#### [PROBLEM DETAILS]
Reproduce each record exactly.

[Data records]

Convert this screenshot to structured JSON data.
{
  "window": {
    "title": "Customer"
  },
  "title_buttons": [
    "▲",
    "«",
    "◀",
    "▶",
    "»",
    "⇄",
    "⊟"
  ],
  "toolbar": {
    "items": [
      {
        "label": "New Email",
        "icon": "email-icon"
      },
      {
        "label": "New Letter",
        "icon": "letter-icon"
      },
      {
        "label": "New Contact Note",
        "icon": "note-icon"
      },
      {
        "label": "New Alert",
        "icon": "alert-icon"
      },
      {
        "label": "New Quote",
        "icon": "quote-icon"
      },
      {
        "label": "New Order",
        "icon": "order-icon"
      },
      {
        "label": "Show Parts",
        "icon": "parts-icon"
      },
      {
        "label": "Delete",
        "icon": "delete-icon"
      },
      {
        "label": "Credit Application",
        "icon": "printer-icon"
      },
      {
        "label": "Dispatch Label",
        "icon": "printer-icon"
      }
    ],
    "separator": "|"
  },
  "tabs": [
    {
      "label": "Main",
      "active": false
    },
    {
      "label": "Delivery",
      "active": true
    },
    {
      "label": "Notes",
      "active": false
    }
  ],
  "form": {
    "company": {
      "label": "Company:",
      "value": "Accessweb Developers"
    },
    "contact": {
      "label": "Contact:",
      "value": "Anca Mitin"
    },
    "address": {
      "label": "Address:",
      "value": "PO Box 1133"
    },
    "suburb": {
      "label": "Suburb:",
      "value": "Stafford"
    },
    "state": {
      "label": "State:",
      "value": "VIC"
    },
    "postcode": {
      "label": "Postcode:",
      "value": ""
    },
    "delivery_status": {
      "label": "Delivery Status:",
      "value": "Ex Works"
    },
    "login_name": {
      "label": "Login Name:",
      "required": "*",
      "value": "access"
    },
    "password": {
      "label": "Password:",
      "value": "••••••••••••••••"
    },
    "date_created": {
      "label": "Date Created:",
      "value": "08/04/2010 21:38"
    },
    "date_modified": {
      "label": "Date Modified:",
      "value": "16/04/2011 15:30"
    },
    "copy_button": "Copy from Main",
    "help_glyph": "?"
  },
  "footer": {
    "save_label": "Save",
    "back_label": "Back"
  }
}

#### [COMPLETE ANSWER]
Convert this screenshot to structured JSON data.
{
  "window": {
    "title": "Customer"
  },
  "title_buttons": [
    "▲",
    "«",
    "◀",
    "▶",
    "»",
    "⇄",
    "⊟"
  ],
  "toolbar": {
    "items": [
      {
        "label": "New Email",
        "icon": "email-icon"
      },
      {
        "label": "New Letter",
        "icon": "letter-icon"
      },
      {
        "label": "New Contact Note",
        "icon": "note-icon"
      },
      {
        "label": "New Alert",
        "icon": "alert-icon"
      },
      {
        "label": "New Quote",
        "icon": "quote-icon"
      },
      {
        "label": "New Order",
        "icon": "order-icon"
      },
      {
        "label": "Show Parts",
        "icon": "parts-icon"
      },
      {
        "label": "Delete",
        "icon": "delete-icon"
      },
      {
        "label": "Credit Application",
        "icon": "printer-icon"
      },
      {
        "label": "Dispatch Label",
        "icon": "printer-icon"
      }
    ],
    "separator": "|"
  },
  "tabs": [
    {
      "label": "Main",
      "active": false
    },
    {
      "label": "Delivery",
      "active": true
    },
    {
      "label": "Notes",
      "active": false
    }
  ],
  "form": {
    "company": {
      "label": "Company:",
      "value": "Accessweb Developers"
    },
    "contact": {
      "label": "Contact:",
      "value": "Anca Mitin"
    },
    "address": {
      "label": "Address:",
      "value": "PO Box 1133"
    },
    "suburb": {
      "label": "Suburb:",
      "value": "Stafford"
    },
    "state": {
      "label": "State:",
      "value": "VIC"
    },
    "postcode": {
      "label": "Postcode:",
      "value": ""
    },
    "delivery_status": {
      "label": "Delivery Status:",
      "value": "Ex Works"
    },
    "login_name": {
      "label": "Login Name:",
      "required": "*",
      "value": "access"
    },
    "password": {
      "label": "Password:",
      "value": "••••••••••••••••"
    },
    "date_created": {
      "label": "Date Created:",
      "value": "08/04/2010 21:38"
    },
    "date_modified": {
      "label": "Date Modified:",
      "value": "16/04/2011 15:30"
    },
    "copy_button": "Copy from Main",
    "help_glyph": "?"
  },
  "footer": {
    "save_label": "Save",
    "back_label": "Back"
  }
}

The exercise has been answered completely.